## What you have to do
Duplicate the rows below character for character, starting at the line with "paragraph: Зберігайте правдивість" and continuing up to and including the line with "down-chevrons-icon <box>159 669 181 703</box>".

Records:

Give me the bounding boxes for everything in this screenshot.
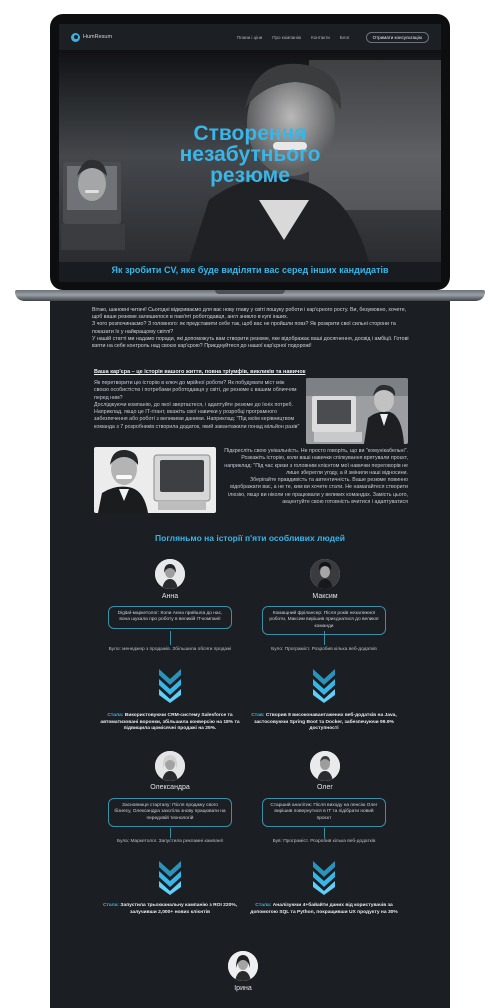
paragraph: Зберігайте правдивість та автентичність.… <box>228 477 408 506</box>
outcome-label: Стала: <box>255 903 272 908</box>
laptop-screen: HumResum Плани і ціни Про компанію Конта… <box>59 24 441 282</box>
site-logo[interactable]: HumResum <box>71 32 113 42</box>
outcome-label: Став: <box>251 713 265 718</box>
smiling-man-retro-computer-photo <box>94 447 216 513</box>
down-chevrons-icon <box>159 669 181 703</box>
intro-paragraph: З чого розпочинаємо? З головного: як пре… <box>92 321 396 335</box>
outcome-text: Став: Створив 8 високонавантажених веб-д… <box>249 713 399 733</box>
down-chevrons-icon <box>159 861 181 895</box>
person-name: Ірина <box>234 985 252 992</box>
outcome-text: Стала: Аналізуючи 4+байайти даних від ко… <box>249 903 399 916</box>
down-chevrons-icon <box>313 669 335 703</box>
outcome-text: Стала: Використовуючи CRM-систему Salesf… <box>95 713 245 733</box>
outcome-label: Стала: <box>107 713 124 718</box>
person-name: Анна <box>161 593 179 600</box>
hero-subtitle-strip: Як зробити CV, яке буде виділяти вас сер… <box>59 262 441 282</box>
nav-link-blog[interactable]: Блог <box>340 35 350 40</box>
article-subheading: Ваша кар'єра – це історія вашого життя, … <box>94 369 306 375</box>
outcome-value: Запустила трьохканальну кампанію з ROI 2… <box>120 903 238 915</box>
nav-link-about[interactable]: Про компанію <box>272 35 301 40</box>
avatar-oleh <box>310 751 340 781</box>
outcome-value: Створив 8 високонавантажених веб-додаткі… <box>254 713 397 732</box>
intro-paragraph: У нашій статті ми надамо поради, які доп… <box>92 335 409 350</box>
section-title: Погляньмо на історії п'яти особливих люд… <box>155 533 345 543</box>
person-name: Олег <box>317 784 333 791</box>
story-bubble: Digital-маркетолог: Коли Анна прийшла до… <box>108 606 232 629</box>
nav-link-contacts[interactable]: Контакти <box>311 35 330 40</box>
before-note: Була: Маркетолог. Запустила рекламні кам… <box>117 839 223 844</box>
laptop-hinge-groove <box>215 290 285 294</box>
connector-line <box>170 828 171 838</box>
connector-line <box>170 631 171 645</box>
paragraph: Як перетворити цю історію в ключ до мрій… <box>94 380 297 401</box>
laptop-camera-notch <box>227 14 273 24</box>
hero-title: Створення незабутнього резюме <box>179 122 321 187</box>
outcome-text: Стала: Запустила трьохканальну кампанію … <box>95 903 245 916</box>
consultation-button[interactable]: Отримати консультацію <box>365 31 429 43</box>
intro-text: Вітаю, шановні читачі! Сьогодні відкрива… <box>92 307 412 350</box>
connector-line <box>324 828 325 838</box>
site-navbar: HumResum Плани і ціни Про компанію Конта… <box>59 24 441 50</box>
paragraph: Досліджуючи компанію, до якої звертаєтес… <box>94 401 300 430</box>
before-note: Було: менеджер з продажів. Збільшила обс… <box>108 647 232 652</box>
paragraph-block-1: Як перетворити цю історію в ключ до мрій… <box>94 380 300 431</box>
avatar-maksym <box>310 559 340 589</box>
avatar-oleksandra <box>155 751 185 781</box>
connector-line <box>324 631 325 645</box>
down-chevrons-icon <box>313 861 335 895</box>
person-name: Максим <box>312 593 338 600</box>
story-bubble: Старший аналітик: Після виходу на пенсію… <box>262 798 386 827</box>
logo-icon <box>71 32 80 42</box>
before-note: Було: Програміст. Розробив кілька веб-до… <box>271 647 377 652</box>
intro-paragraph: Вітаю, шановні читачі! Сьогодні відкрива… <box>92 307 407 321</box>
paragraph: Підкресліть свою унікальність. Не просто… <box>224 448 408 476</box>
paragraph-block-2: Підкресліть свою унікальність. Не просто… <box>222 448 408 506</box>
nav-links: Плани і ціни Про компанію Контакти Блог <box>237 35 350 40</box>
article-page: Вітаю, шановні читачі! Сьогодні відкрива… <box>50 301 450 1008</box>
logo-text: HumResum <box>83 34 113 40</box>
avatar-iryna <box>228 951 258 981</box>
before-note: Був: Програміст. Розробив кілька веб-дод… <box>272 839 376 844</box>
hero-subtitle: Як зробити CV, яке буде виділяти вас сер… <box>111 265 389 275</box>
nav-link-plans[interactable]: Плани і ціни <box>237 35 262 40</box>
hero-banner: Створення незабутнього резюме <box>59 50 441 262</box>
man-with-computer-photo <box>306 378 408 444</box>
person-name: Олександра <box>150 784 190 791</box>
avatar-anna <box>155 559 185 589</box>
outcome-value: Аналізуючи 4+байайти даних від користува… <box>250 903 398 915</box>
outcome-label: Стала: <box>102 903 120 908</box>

## Full response
paragraph: Зберігайте правдивість та автентичність.… <box>228 477 408 506</box>
outcome-label: Стала: <box>255 903 272 908</box>
laptop-screen: HumResum Плани і ціни Про компанію Конта… <box>59 24 441 282</box>
site-logo[interactable]: HumResum <box>71 32 113 42</box>
outcome-label: Став: <box>251 713 265 718</box>
smiling-man-retro-computer-photo <box>94 447 216 513</box>
down-chevrons-icon <box>159 669 181 703</box>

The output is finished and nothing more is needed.